> [Listed entries]:
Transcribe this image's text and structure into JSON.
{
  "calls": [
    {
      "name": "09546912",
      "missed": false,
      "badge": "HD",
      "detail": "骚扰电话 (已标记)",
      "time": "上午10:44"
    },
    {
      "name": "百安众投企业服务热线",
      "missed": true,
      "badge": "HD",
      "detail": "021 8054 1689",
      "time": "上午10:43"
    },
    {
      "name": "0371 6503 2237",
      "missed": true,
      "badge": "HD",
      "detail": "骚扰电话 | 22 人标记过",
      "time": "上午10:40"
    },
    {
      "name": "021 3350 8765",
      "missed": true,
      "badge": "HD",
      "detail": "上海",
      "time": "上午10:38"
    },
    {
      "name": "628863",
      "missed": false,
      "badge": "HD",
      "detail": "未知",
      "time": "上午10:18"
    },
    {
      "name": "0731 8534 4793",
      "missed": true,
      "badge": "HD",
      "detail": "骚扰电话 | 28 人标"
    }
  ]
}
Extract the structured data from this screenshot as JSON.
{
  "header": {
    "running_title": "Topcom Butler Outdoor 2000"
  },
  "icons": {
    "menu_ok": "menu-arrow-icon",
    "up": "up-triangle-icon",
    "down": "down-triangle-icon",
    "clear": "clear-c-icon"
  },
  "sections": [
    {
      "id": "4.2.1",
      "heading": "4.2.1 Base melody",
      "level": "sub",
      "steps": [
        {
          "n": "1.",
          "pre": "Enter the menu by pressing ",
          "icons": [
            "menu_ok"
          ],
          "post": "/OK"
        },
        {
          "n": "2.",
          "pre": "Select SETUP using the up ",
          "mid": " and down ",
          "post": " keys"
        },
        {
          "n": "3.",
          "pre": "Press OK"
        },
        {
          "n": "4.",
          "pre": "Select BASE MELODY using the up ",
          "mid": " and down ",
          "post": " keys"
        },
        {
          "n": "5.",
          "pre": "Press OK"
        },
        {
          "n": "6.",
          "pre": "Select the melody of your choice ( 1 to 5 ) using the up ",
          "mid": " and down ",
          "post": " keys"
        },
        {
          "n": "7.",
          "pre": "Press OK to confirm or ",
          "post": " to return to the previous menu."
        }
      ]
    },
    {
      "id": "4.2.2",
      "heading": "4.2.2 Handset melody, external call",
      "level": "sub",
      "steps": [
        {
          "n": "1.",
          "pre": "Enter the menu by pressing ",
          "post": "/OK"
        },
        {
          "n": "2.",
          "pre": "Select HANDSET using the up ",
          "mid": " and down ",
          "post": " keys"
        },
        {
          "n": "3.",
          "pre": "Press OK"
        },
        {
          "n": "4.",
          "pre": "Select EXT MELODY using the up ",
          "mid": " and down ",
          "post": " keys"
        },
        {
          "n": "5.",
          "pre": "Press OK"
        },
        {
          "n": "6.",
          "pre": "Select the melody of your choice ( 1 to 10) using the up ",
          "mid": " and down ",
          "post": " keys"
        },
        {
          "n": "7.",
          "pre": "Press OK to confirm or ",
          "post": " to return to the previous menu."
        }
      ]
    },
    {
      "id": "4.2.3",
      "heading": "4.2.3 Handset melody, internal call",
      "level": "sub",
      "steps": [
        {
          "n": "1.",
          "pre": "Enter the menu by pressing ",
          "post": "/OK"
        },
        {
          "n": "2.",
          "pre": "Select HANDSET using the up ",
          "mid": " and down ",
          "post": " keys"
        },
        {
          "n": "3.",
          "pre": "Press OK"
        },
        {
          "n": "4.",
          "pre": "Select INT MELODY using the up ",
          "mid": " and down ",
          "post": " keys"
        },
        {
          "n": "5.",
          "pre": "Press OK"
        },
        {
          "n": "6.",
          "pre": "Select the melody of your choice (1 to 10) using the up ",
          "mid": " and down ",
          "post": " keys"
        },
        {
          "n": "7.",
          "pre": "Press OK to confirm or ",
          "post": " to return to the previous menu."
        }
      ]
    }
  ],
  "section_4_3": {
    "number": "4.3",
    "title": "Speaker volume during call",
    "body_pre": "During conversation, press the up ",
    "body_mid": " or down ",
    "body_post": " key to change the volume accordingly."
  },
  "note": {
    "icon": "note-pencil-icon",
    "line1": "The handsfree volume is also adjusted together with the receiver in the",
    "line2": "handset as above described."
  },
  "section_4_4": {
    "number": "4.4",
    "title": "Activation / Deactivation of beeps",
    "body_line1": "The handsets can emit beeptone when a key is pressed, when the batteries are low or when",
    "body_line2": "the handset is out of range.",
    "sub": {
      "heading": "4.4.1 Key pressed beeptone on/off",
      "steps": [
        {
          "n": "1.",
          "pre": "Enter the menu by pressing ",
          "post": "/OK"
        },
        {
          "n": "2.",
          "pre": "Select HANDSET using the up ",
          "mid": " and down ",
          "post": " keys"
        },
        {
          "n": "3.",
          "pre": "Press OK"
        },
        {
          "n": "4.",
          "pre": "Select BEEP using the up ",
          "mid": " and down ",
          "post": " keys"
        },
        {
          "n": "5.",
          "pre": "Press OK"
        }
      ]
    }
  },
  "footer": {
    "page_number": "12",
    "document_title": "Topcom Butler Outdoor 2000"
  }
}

> [Stated exercise]:
Reproduce the records word for word.

> [Written solution]:
Transcribe this image's text and structure into JSON.
{
  "calls": [
    {
      "name": "09546912",
      "missed": false,
      "badge": "HD",
      "detail": "骚扰电话 (已标记)",
      "time": "上午10:44"
    },
    {
      "name": "百安众投企业服务热线",
      "missed": true,
      "badge": "HD",
      "detail": "021 8054 1689",
      "time": "上午10:43"
    },
    {
      "name": "0371 6503 2237",
      "missed": true,
      "badge": "HD",
      "detail": "骚扰电话 | 22 人标记过",
      "time": "上午10:40"
    },
    {
      "name": "021 3350 8765",
      "missed": true,
      "badge": "HD",
      "detail": "上海",
      "time": "上午10:38"
    },
    {
      "name": "628863",
      "missed": false,
      "badge": "HD",
      "detail": "未知",
      "time": "上午10:18"
    },
    {
      "name": "0731 8534 4793",
      "missed": true,
      "badge": "HD",
      "detail": "骚扰电话 | 28 人标"
    }
  ]
}
Extract the structured data from this screenshot as JSON.
{
  "header": {
    "running_title": "Topcom Butler Outdoor 2000"
  },
  "icons": {
    "menu_ok": "menu-arrow-icon",
    "up": "up-triangle-icon",
    "down": "down-triangle-icon",
    "clear": "clear-c-icon"
  },
  "sections": [
    {
      "id": "4.2.1",
      "heading": "4.2.1 Base melody",
      "level": "sub",
      "steps": [
        {
          "n": "1.",
          "pre": "Enter the menu by pressing ",
          "icons": [
            "menu_ok"
          ],
          "post": "/OK"
        },
        {
          "n": "2.",
          "pre": "Select SETUP using the up ",
          "mid": " and down ",
          "post": " keys"
        },
        {
          "n": "3.",
          "pre": "Press OK"
        },
        {
          "n": "4.",
          "pre": "Select BASE MELODY using the up ",
          "mid": " and down ",
          "post": " keys"
        },
        {
          "n": "5.",
          "pre": "Press OK"
        },
        {
          "n": "6.",
          "pre": "Select the melody of your choice ( 1 to 5 ) using the up ",
          "mid": " and down ",
          "post": " keys"
        },
        {
          "n": "7.",
          "pre": "Press OK to confirm or ",
          "post": " to return to the previous menu."
        }
      ]
    },
    {
      "id": "4.2.2",
      "heading": "4.2.2 Handset melody, external call",
      "level": "sub",
      "steps": [
        {
          "n": "1.",
          "pre": "Enter the menu by pressing ",
          "post": "/OK"
        },
        {
          "n": "2.",
          "pre": "Select HANDSET using the up ",
          "mid": " and down ",
          "post": " keys"
        },
        {
          "n": "3.",
          "pre": "Press OK"
        },
        {
          "n": "4.",
          "pre": "Select EXT MELODY using the up ",
          "mid": " and down ",
          "post": " keys"
        },
        {
          "n": "5.",
          "pre": "Press OK"
        },
        {
          "n": "6.",
          "pre": "Select the melody of your choice ( 1 to 10) using the up ",
          "mid": " and down ",
          "post": " keys"
        },
        {
          "n": "7.",
          "pre": "Press OK to confirm or ",
          "post": " to return to the previous menu."
        }
      ]
    },
    {
      "id": "4.2.3",
      "heading": "4.2.3 Handset melody, internal call",
      "level": "sub",
      "steps": [
        {
          "n": "1.",
          "pre": "Enter the menu by pressing ",
          "post": "/OK"
        },
        {
          "n": "2.",
          "pre": "Select HANDSET using the up ",
          "mid": " and down ",
          "post": " keys"
        },
        {
          "n": "3.",
          "pre": "Press OK"
        },
        {
          "n": "4.",
          "pre": "Select INT MELODY using the up ",
          "mid": " and down ",
          "post": " keys"
        },
        {
          "n": "5.",
          "pre": "Press OK"
        },
        {
          "n": "6.",
          "pre": "Select the melody of your choice (1 to 10) using the up ",
          "mid": " and down ",
          "post": " keys"
        },
        {
          "n": "7.",
          "pre": "Press OK to confirm or ",
          "post": " to return to the previous menu."
        }
      ]
    }
  ],
  "section_4_3": {
    "number": "4.3",
    "title": "Speaker volume during call",
    "body_pre": "During conversation, press the up ",
    "body_mid": " or down ",
    "body_post": " key to change the volume accordingly."
  },
  "note": {
    "icon": "note-pencil-icon",
    "line1": "The handsfree volume is also adjusted together with the receiver in the",
    "line2": "handset as above described."
  },
  "section_4_4": {
    "number": "4.4",
    "title": "Activation / Deactivation of beeps",
    "body_line1": "The handsets can emit beeptone when a key is pressed, when the batteries are low or when",
    "body_line2": "the handset is out of range.",
    "sub": {
      "heading": "4.4.1 Key pressed beeptone on/off",
      "steps": [
        {
          "n": "1.",
          "pre": "Enter the menu by pressing ",
          "post": "/OK"
        },
        {
          "n": "2.",
          "pre": "Select HANDSET using the up ",
          "mid": " and down ",
          "post": " keys"
        },
        {
          "n": "3.",
          "pre": "Press OK"
        },
        {
          "n": "4.",
          "pre": "Select BEEP using the up ",
          "mid": " and down ",
          "post": " keys"
        },
        {
          "n": "5.",
          "pre": "Press OK"
        }
      ]
    }
  },
  "footer": {
    "page_number": "12",
    "document_title": "Topcom Butler Outdoor 2000"
  }
}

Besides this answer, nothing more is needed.